→ TASK GOAL: Report only how many lines hold the word "content".

→ DATASET ENTRIES:
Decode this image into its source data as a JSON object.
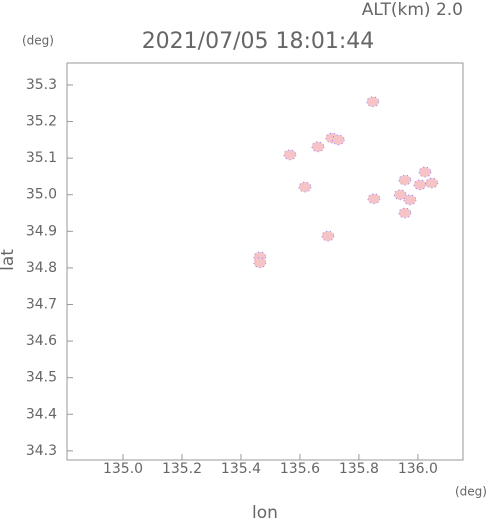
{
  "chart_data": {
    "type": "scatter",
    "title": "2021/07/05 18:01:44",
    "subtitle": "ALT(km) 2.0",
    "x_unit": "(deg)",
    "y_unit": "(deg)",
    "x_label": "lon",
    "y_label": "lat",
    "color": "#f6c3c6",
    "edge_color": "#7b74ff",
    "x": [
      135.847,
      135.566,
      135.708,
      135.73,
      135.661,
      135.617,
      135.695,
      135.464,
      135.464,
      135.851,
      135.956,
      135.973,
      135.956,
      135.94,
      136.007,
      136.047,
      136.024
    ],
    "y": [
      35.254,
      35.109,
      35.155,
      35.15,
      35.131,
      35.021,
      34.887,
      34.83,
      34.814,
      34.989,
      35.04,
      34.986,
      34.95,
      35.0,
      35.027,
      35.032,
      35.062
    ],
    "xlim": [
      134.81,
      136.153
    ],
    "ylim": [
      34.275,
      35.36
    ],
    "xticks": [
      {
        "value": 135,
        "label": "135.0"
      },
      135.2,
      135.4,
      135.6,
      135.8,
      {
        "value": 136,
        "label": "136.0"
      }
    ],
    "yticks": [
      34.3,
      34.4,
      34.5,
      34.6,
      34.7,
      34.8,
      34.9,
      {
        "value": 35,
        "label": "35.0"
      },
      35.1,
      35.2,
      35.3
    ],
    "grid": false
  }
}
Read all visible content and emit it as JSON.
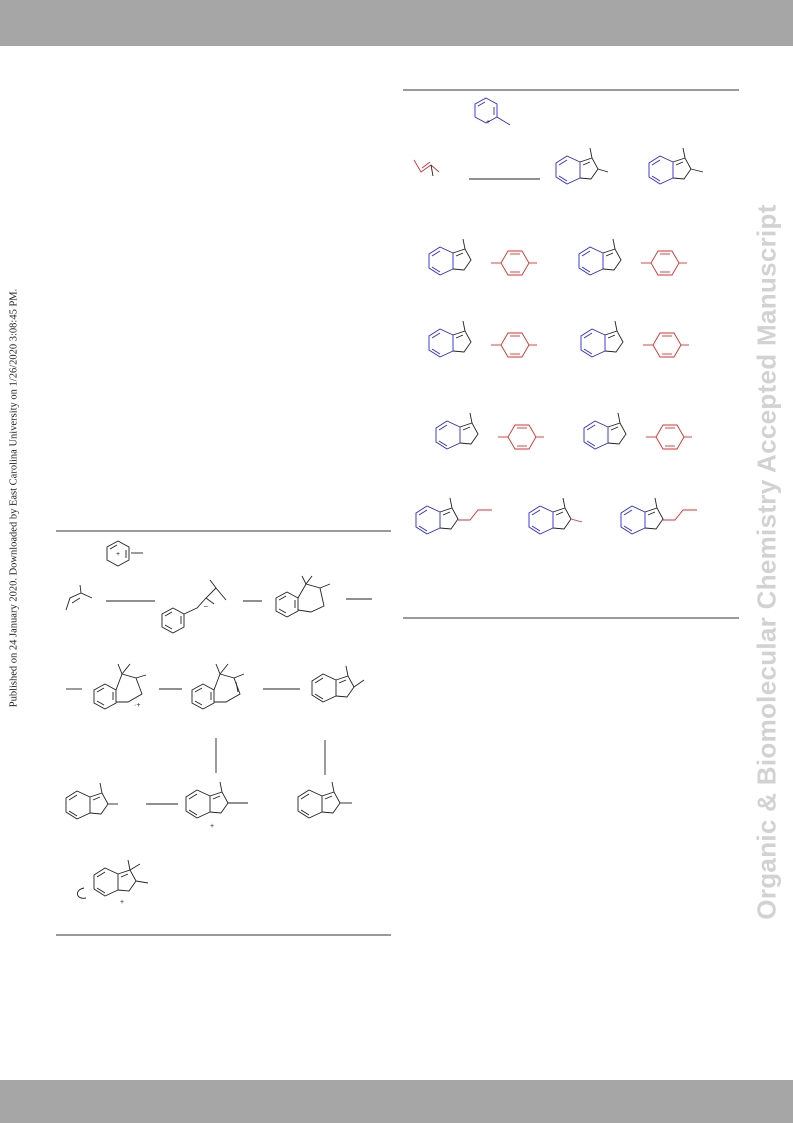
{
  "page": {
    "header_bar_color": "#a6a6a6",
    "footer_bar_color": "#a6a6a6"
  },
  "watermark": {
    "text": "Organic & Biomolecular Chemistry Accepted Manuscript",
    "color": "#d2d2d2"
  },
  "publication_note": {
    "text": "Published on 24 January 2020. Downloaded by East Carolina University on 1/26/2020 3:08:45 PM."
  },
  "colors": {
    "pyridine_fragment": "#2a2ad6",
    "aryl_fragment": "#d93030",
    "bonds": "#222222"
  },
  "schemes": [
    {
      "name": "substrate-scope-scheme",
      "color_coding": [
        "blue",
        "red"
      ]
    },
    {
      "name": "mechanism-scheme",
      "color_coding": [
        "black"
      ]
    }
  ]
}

...

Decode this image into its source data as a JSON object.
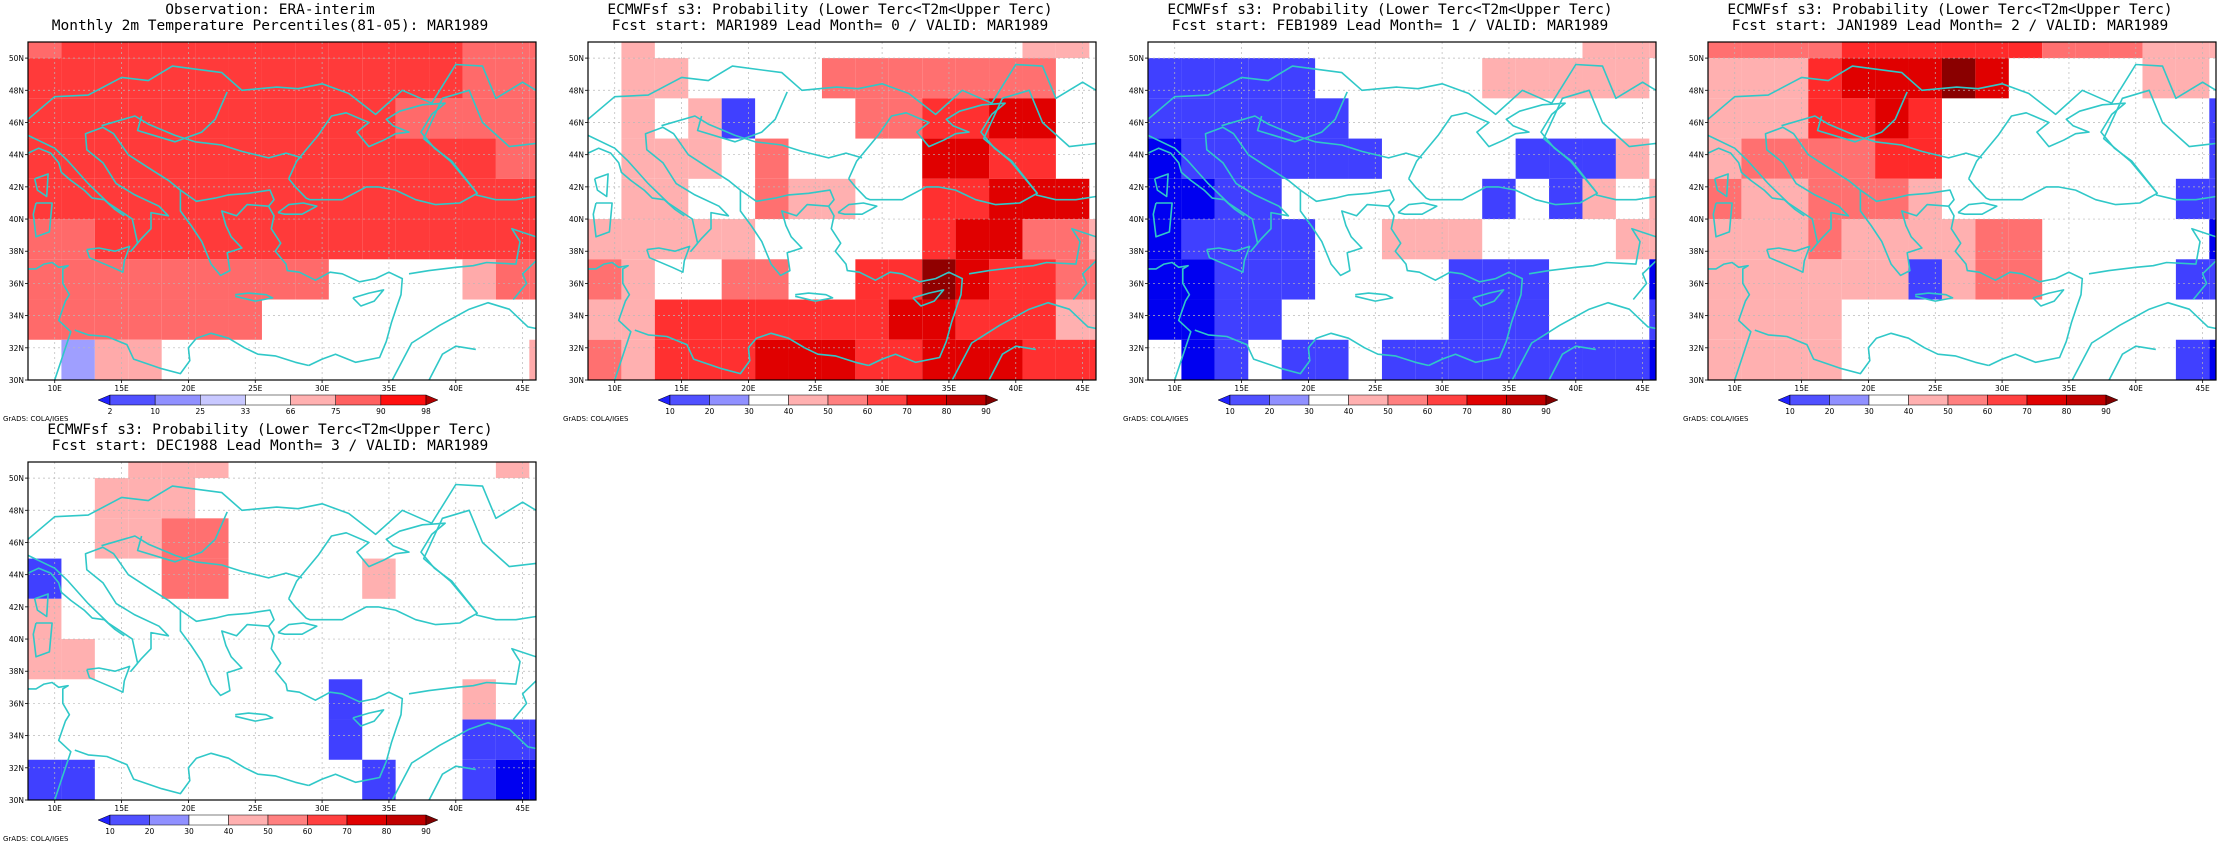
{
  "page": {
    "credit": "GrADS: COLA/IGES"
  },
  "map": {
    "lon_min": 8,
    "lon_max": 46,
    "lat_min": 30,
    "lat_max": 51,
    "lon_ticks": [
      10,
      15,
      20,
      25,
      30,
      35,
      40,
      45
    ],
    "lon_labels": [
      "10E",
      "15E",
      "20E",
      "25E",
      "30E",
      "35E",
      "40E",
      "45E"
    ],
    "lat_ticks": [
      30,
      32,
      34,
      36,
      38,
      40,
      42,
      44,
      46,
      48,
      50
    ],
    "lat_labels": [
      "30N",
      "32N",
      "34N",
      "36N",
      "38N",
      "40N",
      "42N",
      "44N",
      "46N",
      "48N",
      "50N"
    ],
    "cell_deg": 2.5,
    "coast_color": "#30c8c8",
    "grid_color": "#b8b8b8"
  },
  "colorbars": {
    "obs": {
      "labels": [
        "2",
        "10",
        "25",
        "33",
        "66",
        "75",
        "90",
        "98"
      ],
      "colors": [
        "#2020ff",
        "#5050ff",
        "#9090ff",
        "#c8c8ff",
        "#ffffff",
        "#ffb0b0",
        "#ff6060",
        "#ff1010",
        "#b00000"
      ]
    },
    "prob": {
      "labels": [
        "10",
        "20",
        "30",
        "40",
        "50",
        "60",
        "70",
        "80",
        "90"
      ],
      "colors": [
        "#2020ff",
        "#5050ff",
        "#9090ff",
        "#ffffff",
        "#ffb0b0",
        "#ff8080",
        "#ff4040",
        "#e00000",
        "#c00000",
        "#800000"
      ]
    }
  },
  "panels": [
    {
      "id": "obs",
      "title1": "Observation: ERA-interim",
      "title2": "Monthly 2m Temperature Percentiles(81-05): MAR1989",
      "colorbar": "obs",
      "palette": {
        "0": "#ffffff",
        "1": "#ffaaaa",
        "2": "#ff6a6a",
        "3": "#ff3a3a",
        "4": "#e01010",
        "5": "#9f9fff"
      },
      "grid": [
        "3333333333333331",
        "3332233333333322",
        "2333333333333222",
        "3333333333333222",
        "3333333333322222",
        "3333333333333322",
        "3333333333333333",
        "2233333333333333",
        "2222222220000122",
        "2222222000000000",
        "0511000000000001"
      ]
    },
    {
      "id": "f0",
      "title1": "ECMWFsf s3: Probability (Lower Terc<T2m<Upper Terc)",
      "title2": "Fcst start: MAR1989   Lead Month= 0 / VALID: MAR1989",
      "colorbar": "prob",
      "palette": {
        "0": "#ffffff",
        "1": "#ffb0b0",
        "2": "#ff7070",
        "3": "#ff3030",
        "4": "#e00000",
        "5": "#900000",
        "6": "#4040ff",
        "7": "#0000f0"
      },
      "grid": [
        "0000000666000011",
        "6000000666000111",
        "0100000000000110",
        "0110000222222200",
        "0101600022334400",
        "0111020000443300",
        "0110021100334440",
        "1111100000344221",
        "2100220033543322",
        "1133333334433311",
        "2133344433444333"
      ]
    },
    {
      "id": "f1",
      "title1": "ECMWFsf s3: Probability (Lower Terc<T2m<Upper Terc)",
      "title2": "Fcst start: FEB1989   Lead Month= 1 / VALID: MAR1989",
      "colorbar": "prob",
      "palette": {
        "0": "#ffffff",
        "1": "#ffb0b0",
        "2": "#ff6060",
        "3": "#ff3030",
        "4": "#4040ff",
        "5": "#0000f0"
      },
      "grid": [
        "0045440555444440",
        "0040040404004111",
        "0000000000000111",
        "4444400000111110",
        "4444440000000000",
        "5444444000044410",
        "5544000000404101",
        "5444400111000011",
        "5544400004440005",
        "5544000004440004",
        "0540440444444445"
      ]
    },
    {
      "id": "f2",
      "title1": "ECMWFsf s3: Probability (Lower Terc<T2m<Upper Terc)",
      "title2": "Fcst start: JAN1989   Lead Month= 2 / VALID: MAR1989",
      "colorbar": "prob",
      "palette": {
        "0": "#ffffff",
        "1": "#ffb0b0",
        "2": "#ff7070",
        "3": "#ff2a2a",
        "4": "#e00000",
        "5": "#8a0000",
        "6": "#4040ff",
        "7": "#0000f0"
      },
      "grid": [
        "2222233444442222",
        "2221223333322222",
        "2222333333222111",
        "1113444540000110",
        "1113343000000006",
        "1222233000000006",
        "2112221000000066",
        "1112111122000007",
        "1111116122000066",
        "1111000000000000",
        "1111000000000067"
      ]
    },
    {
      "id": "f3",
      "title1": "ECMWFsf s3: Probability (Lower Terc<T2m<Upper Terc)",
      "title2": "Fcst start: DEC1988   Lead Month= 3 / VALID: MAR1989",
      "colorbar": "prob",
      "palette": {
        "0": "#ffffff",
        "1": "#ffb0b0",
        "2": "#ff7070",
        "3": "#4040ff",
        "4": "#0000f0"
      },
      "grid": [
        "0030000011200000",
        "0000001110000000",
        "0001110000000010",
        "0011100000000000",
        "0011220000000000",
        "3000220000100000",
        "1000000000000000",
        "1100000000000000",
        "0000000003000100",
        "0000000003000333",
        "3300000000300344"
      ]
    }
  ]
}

==

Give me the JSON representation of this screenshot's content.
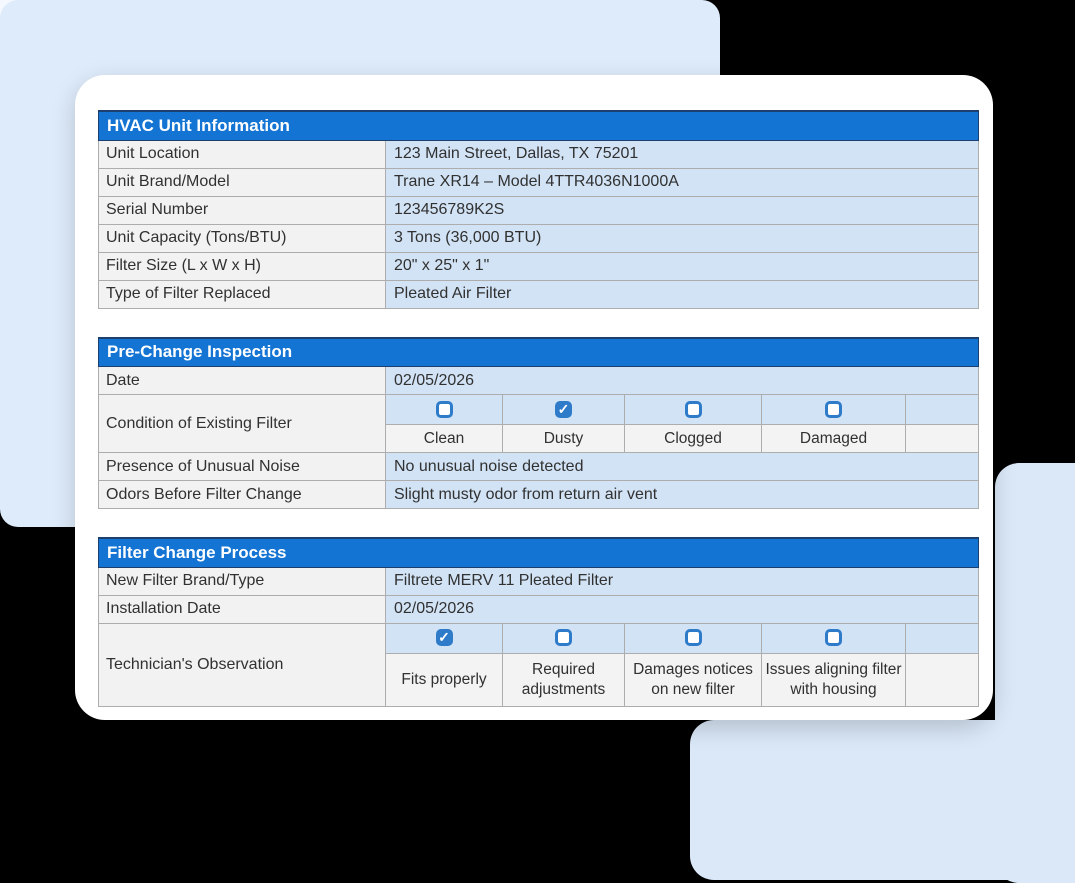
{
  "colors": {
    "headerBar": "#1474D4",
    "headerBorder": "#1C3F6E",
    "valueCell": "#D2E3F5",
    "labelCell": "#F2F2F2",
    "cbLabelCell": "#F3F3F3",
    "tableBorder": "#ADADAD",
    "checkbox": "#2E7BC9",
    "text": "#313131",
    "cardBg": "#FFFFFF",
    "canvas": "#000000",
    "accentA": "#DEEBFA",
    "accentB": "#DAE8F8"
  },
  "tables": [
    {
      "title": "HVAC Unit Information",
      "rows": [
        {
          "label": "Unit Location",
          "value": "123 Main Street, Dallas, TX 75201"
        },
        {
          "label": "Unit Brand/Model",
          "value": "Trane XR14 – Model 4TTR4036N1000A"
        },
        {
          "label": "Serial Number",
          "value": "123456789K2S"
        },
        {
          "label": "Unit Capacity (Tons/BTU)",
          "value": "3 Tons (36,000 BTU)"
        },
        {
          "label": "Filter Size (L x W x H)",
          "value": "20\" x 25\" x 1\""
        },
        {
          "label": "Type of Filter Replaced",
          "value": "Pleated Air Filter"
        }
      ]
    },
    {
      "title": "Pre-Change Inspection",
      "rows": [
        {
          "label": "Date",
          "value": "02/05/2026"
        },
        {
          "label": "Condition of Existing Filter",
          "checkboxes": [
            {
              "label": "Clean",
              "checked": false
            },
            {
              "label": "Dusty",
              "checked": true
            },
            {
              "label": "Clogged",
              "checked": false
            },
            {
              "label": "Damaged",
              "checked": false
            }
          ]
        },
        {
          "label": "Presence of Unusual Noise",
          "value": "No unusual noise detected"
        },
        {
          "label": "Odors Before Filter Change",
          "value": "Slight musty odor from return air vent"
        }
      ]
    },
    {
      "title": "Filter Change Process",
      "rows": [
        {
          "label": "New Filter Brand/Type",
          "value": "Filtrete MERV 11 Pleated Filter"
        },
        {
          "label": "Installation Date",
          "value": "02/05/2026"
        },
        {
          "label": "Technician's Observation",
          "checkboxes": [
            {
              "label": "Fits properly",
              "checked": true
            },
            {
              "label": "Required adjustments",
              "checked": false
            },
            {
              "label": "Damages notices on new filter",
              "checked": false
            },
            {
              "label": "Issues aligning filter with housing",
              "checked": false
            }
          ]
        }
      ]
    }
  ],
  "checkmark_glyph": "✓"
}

→ ANSWER TO THE PROBLEM: 2